The problem:
Go through the entries below and write each one out exactly.

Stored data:
════════════════

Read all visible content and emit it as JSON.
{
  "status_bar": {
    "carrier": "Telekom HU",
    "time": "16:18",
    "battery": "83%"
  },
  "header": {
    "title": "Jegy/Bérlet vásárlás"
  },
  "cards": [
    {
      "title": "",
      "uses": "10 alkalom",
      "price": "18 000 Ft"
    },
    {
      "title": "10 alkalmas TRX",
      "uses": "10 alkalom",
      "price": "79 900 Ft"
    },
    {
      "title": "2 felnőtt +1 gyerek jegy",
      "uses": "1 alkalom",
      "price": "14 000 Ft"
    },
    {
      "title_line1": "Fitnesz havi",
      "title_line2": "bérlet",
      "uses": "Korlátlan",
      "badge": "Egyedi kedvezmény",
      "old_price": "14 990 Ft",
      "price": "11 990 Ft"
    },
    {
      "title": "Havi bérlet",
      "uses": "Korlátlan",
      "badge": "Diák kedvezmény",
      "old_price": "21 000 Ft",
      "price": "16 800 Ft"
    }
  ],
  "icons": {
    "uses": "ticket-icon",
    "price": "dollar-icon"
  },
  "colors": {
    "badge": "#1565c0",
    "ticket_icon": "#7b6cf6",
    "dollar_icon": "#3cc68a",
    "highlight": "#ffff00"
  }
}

════════════════

Finished task:
Read all visible content and emit it as JSON.
{
  "status_bar": {
    "carrier": "Telekom HU",
    "time": "16:18",
    "battery": "83%"
  },
  "header": {
    "title": "Jegy/Bérlet vásárlás"
  },
  "cards": [
    {
      "title": "",
      "uses": "10 alkalom",
      "price": "18 000 Ft"
    },
    {
      "title": "10 alkalmas TRX",
      "uses": "10 alkalom",
      "price": "79 900 Ft"
    },
    {
      "title": "2 felnőtt +1 gyerek jegy",
      "uses": "1 alkalom",
      "price": "14 000 Ft"
    },
    {
      "title_line1": "Fitnesz havi",
      "title_line2": "bérlet",
      "uses": "Korlátlan",
      "badge": "Egyedi kedvezmény",
      "old_price": "14 990 Ft",
      "price": "11 990 Ft"
    },
    {
      "title": "Havi bérlet",
      "uses": "Korlátlan",
      "badge": "Diák kedvezmény",
      "old_price": "21 000 Ft",
      "price": "16 800 Ft"
    }
  ],
  "icons": {
    "uses": "ticket-icon",
    "price": "dollar-icon"
  },
  "colors": {
    "badge": "#1565c0",
    "ticket_icon": "#7b6cf6",
    "dollar_icon": "#3cc68a",
    "highlight": "#ffff00"
  }
}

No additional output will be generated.